### [SUPPLIED ENTRIES]
** Start **
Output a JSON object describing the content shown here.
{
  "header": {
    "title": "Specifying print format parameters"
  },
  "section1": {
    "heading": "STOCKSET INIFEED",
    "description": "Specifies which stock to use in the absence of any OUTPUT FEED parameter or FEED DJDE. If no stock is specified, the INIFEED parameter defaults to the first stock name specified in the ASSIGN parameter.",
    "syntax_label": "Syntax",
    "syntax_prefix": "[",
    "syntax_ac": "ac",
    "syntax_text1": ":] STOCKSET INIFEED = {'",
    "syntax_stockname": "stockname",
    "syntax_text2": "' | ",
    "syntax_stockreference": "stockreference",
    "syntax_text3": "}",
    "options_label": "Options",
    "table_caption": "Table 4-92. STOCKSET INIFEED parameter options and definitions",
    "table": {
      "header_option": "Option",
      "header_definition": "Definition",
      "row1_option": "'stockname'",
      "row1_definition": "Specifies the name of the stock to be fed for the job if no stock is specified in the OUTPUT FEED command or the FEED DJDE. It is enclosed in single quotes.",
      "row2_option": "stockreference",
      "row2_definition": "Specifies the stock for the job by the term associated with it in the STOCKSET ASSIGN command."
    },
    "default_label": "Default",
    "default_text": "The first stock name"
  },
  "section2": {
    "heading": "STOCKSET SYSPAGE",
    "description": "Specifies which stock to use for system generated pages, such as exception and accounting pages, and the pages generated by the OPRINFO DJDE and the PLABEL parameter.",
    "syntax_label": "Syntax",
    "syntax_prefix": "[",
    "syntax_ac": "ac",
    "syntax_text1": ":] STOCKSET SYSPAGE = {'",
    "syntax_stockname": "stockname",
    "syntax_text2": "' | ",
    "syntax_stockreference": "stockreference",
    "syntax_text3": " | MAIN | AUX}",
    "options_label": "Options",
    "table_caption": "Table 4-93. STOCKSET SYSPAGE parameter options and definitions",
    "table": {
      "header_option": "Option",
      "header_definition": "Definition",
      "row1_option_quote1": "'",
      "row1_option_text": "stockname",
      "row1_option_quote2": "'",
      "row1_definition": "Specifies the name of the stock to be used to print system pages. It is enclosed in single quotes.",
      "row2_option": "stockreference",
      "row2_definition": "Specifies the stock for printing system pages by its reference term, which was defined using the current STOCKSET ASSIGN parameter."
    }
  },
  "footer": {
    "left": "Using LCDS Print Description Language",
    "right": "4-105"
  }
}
** End **
### [WHAT IS EXPECTED]
Write out all of the records once more, exactly.

### [EXPECTED ANSWER]
Output a JSON object describing the content shown here.
{
  "header": {
    "title": "Specifying print format parameters"
  },
  "section1": {
    "heading": "STOCKSET INIFEED",
    "description": "Specifies which stock to use in the absence of any OUTPUT FEED parameter or FEED DJDE. If no stock is specified, the INIFEED parameter defaults to the first stock name specified in the ASSIGN parameter.",
    "syntax_label": "Syntax",
    "syntax_prefix": "[",
    "syntax_ac": "ac",
    "syntax_text1": ":] STOCKSET INIFEED = {'",
    "syntax_stockname": "stockname",
    "syntax_text2": "' | ",
    "syntax_stockreference": "stockreference",
    "syntax_text3": "}",
    "options_label": "Options",
    "table_caption": "Table 4-92. STOCKSET INIFEED parameter options and definitions",
    "table": {
      "header_option": "Option",
      "header_definition": "Definition",
      "row1_option": "'stockname'",
      "row1_definition": "Specifies the name of the stock to be fed for the job if no stock is specified in the OUTPUT FEED command or the FEED DJDE. It is enclosed in single quotes.",
      "row2_option": "stockreference",
      "row2_definition": "Specifies the stock for the job by the term associated with it in the STOCKSET ASSIGN command."
    },
    "default_label": "Default",
    "default_text": "The first stock name"
  },
  "section2": {
    "heading": "STOCKSET SYSPAGE",
    "description": "Specifies which stock to use for system generated pages, such as exception and accounting pages, and the pages generated by the OPRINFO DJDE and the PLABEL parameter.",
    "syntax_label": "Syntax",
    "syntax_prefix": "[",
    "syntax_ac": "ac",
    "syntax_text1": ":] STOCKSET SYSPAGE = {'",
    "syntax_stockname": "stockname",
    "syntax_text2": "' | ",
    "syntax_stockreference": "stockreference",
    "syntax_text3": " | MAIN | AUX}",
    "options_label": "Options",
    "table_caption": "Table 4-93. STOCKSET SYSPAGE parameter options and definitions",
    "table": {
      "header_option": "Option",
      "header_definition": "Definition",
      "row1_option_quote1": "'",
      "row1_option_text": "stockname",
      "row1_option_quote2": "'",
      "row1_definition": "Specifies the name of the stock to be used to print system pages. It is enclosed in single quotes.",
      "row2_option": "stockreference",
      "row2_definition": "Specifies the stock for printing system pages by its reference term, which was defined using the current STOCKSET ASSIGN parameter."
    }
  },
  "footer": {
    "left": "Using LCDS Print Description Language",
    "right": "4-105"
  }
}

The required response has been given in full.